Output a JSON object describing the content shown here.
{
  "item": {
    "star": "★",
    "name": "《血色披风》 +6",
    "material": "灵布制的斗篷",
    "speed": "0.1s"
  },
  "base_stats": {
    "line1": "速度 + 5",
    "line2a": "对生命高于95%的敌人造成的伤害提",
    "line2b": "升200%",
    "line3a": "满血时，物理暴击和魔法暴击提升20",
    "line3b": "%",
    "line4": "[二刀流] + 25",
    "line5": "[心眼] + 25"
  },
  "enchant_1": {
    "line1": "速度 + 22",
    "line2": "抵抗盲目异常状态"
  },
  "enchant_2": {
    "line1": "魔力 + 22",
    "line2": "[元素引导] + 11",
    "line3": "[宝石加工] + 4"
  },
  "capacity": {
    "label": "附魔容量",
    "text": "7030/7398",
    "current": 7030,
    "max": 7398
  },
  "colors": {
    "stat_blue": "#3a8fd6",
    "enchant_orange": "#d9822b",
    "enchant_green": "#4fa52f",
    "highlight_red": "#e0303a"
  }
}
---
* Prompt
Take the lines above and retype all of them exactly.

* Response to the task
Output a JSON object describing the content shown here.
{
  "item": {
    "star": "★",
    "name": "《血色披风》 +6",
    "material": "灵布制的斗篷",
    "speed": "0.1s"
  },
  "base_stats": {
    "line1": "速度 + 5",
    "line2a": "对生命高于95%的敌人造成的伤害提",
    "line2b": "升200%",
    "line3a": "满血时，物理暴击和魔法暴击提升20",
    "line3b": "%",
    "line4": "[二刀流] + 25",
    "line5": "[心眼] + 25"
  },
  "enchant_1": {
    "line1": "速度 + 22",
    "line2": "抵抗盲目异常状态"
  },
  "enchant_2": {
    "line1": "魔力 + 22",
    "line2": "[元素引导] + 11",
    "line3": "[宝石加工] + 4"
  },
  "capacity": {
    "label": "附魔容量",
    "text": "7030/7398",
    "current": 7030,
    "max": 7398
  },
  "colors": {
    "stat_blue": "#3a8fd6",
    "enchant_orange": "#d9822b",
    "enchant_green": "#4fa52f",
    "highlight_red": "#e0303a"
  }
}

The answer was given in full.